• **Given text**:
______

As I understand it, a CUDA core (in Nvidia's terminology) is essentially a single 32-bit ALU. A modern Intel CPU core has the equivalent of maybe 76 32-bit ALUs (depending on how you count). A GPU with 6144 CUDA cores is only about 10x more theoretical compute power than an 8-core CPU.

Obviously there are very big differences in how easily you can exploit the full compute power, so comparing ALU count is not very meaningful, but it's more meaningful than comparing "cores".

Linear speedup

SLi — Thu, 06 Mar 2025 11:34:11 +0000

Why is that not a linear speedup? I mean, could be, could not be. Are you assuming the GPU cores are as fast as your CPU cores? That's very unlikely to be true.

I think that to measure whether the speedup is linear, you'd need to run it on a single GPU core and compare to many GPU cores. Another interesting metric could be the energy consumption of the calculation on a CPU vs GPU.

______

• **Input records**:
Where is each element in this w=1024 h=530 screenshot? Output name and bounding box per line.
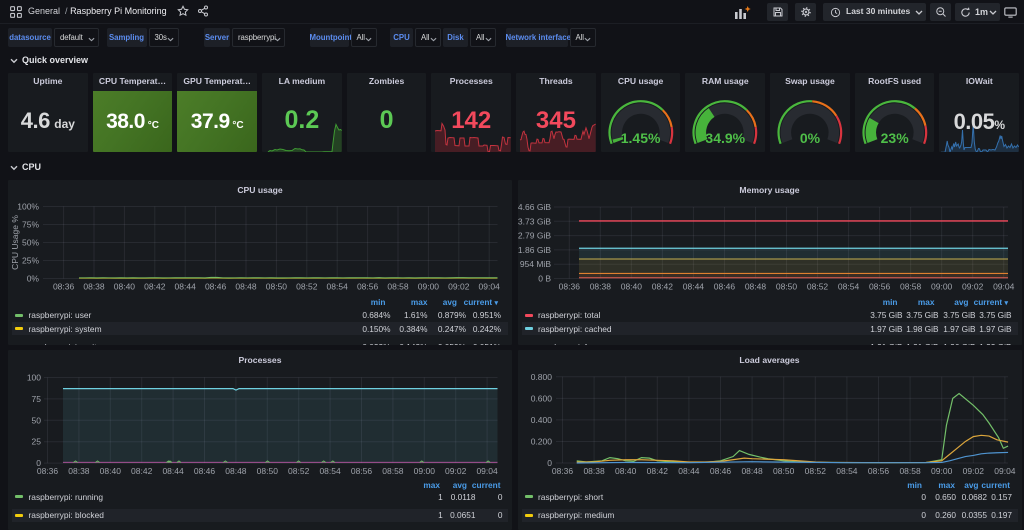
svg-text:08:48: 08:48 — [225, 466, 247, 476]
svg-text:0: 0 — [547, 458, 552, 468]
svg-text:08:38: 08:38 — [589, 282, 611, 292]
svg-text:08:48: 08:48 — [744, 282, 766, 292]
svg-text:09:00: 09:00 — [931, 466, 953, 476]
svg-text:08:56: 08:56 — [357, 282, 379, 292]
svg-text:08:48: 08:48 — [235, 282, 257, 292]
svg-text:08:56: 08:56 — [867, 466, 889, 476]
svg-text:0: 0 — [36, 458, 41, 468]
svg-text:08:40: 08:40 — [620, 282, 642, 292]
svg-text:08:36: 08:36 — [558, 282, 580, 292]
svg-text:08:44: 08:44 — [175, 282, 197, 292]
svg-text:08:58: 08:58 — [387, 282, 409, 292]
svg-text:0.400: 0.400 — [530, 415, 552, 425]
svg-text:08:46: 08:46 — [713, 282, 735, 292]
svg-text:0 B: 0 B — [538, 274, 551, 284]
svg-text:3.73 GiB: 3.73 GiB — [518, 216, 551, 226]
svg-text:08:44: 08:44 — [682, 282, 704, 292]
svg-text:08:54: 08:54 — [327, 282, 349, 292]
svg-text:0.800: 0.800 — [530, 372, 552, 382]
svg-text:50%: 50% — [22, 238, 39, 248]
svg-text:09:04: 09:04 — [994, 466, 1016, 476]
svg-text:08:48: 08:48 — [741, 466, 763, 476]
svg-text:08:50: 08:50 — [257, 466, 279, 476]
svg-text:09:00: 09:00 — [414, 466, 436, 476]
svg-text:08:38: 08:38 — [83, 282, 105, 292]
svg-text:100: 100 — [27, 373, 41, 383]
svg-text:09:02: 09:02 — [962, 282, 984, 292]
svg-text:08:52: 08:52 — [296, 282, 318, 292]
svg-text:25%: 25% — [22, 256, 39, 266]
svg-text:0%: 0% — [27, 274, 40, 284]
svg-text:08:36: 08:36 — [551, 466, 573, 476]
svg-text:08:46: 08:46 — [194, 466, 216, 476]
svg-text:08:50: 08:50 — [773, 466, 795, 476]
svg-text:08:36: 08:36 — [37, 466, 59, 476]
svg-text:1.86 GiB: 1.86 GiB — [518, 245, 551, 255]
svg-text:08:54: 08:54 — [836, 466, 858, 476]
svg-text:954 MiB: 954 MiB — [519, 259, 551, 269]
svg-text:09:04: 09:04 — [479, 282, 501, 292]
svg-text:08:58: 08:58 — [382, 466, 404, 476]
svg-text:08:56: 08:56 — [351, 466, 373, 476]
svg-text:09:04: 09:04 — [476, 466, 498, 476]
svg-text:08:42: 08:42 — [131, 466, 153, 476]
svg-text:08:58: 08:58 — [899, 466, 921, 476]
svg-text:08:42: 08:42 — [144, 282, 166, 292]
svg-text:75: 75 — [32, 394, 42, 404]
svg-text:08:44: 08:44 — [162, 466, 184, 476]
svg-text:08:38: 08:38 — [68, 466, 90, 476]
svg-text:08:54: 08:54 — [319, 466, 341, 476]
svg-text:09:00: 09:00 — [931, 282, 953, 292]
svg-text:CPU Usage %: CPU Usage % — [10, 215, 20, 270]
svg-text:4.66 GiB: 4.66 GiB — [518, 202, 551, 212]
svg-text:100%: 100% — [17, 202, 39, 212]
svg-text:08:56: 08:56 — [868, 282, 890, 292]
svg-text:08:46: 08:46 — [709, 466, 731, 476]
svg-text:08:44: 08:44 — [678, 466, 700, 476]
svg-text:50: 50 — [32, 415, 42, 425]
svg-text:09:02: 09:02 — [445, 466, 467, 476]
svg-text:08:46: 08:46 — [205, 282, 227, 292]
svg-text:08:52: 08:52 — [804, 466, 826, 476]
svg-text:08:40: 08:40 — [100, 466, 122, 476]
svg-text:09:02: 09:02 — [448, 282, 470, 292]
svg-text:08:50: 08:50 — [775, 282, 797, 292]
svg-text:08:52: 08:52 — [806, 282, 828, 292]
svg-text:0.200: 0.200 — [530, 436, 552, 446]
svg-text:08:40: 08:40 — [114, 282, 136, 292]
svg-text:0.600: 0.600 — [530, 393, 552, 403]
svg-text:08:42: 08:42 — [646, 466, 668, 476]
svg-text:09:04: 09:04 — [993, 282, 1015, 292]
svg-text:75%: 75% — [22, 220, 39, 230]
svg-text:08:52: 08:52 — [288, 466, 310, 476]
svg-text:08:50: 08:50 — [266, 282, 288, 292]
svg-text:08:42: 08:42 — [651, 282, 673, 292]
svg-text:08:58: 08:58 — [899, 282, 921, 292]
svg-text:08:38: 08:38 — [583, 466, 605, 476]
svg-text:08:40: 08:40 — [615, 466, 637, 476]
svg-text:09:00: 09:00 — [418, 282, 440, 292]
svg-text:09:02: 09:02 — [962, 466, 984, 476]
svg-text:08:36: 08:36 — [53, 282, 75, 292]
svg-text:2.79 GiB: 2.79 GiB — [518, 231, 551, 241]
svg-text:08:54: 08:54 — [837, 282, 859, 292]
svg-text:25: 25 — [32, 437, 42, 447]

______

• **Exercise requirements**:
**1)** Can you repeat the listing's lines from the one containing "svg-text:08:48: 08:48 — [225, 466, 247, 476]" through the one containing "svg-text:09:04: 09:04 — [479, 282, 501, 292]", with both of those lines included?
**2)** How would the forum thread comparing CPU and GPU compute power go on? Write what follows its final sentence.

• **Outputs in order**:
**1)**
svg-text:08:48: 08:48 — [225, 466, 247, 476]
svg-text:0: 0 — [547, 458, 552, 468]
svg-text:08:38: 08:38 — [589, 282, 611, 292]
svg-text:08:48: 08:48 — [744, 282, 766, 292]
svg-text:09:00: 09:00 — [931, 466, 953, 476]
svg-text:08:56: 08:56 — [357, 282, 379, 292]
svg-text:08:48: 08:48 — [235, 282, 257, 292]
svg-text:08:56: 08:56 — [867, 466, 889, 476]
svg-text:0: 0 — [36, 458, 41, 468]
svg-text:08:40: 08:40 — [620, 282, 642, 292]
svg-text:08:36: 08:36 — [558, 282, 580, 292]
svg-text:08:44: 08:44 — [175, 282, 197, 292]
svg-text:08:58: 08:58 — [387, 282, 409, 292]
svg-text:0.400: 0.400 — [530, 415, 552, 425]
svg-text:08:46: 08:46 — [713, 282, 735, 292]
svg-text:0 B: 0 B — [538, 274, 551, 284]
svg-text:3.73 GiB: 3.73 GiB — [518, 216, 551, 226]
svg-text:08:44: 08:44 — [682, 282, 704, 292]
svg-text:08:54: 08:54 — [327, 282, 349, 292]
svg-text:0.800: 0.800 — [530, 372, 552, 382]
svg-text:50%: 50% — [22, 238, 39, 248]
svg-text:09:04: 09:04 — [994, 466, 1016, 476]
svg-text:08:48: 08:48 — [741, 466, 763, 476]
svg-text:08:50: 08:50 — [257, 466, 279, 476]
svg-text:09:00: 09:00 — [414, 466, 436, 476]
svg-text:08:38: 08:38 — [83, 282, 105, 292]
svg-text:100: 100 — [27, 373, 41, 383]
svg-text:09:02: 09:02 — [962, 282, 984, 292]
svg-text:08:52: 08:52 — [296, 282, 318, 292]
svg-text:25%: 25% — [22, 256, 39, 266]
svg-text:0%: 0% — [27, 274, 40, 284]
svg-text:08:36: 08:36 — [551, 466, 573, 476]
svg-text:08:46: 08:46 — [194, 466, 216, 476]
svg-text:08:50: 08:50 — [773, 466, 795, 476]
svg-text:08:36: 08:36 — [37, 466, 59, 476]
svg-text:1.86 GiB: 1.86 GiB — [518, 245, 551, 255]
svg-text:08:54: 08:54 — [836, 466, 858, 476]
svg-text:954 MiB: 954 MiB — [519, 259, 551, 269]
svg-text:09:04: 09:04 — [479, 282, 501, 292]

**2)**
I think a 32x speedup on GPU vs CPU suggests almost perfect parallelization. Depends of course also on the the details of the CPU and the GPU. In my own deep learning work, I use a thumb rule of expecting a high-end GPU to beat a very decent CPU by a factor of 40-100x (for training, which is the best case for GPU).

Very interesting article!

bredelings — Thu, 06 Mar 2025 02:08:39 +0000

I didn't realize that people were still working on that stuff! I had contented myself with the spineless-tagless-g-machine.

Is there some promise of doing optimal reduction by using interaction nets? I seem to recall that optimal reduction was even better than specializing each function for the data it was applied to, but in practice determining the optional reduction order had too much overhead. But perhaps using interaction nets changes that...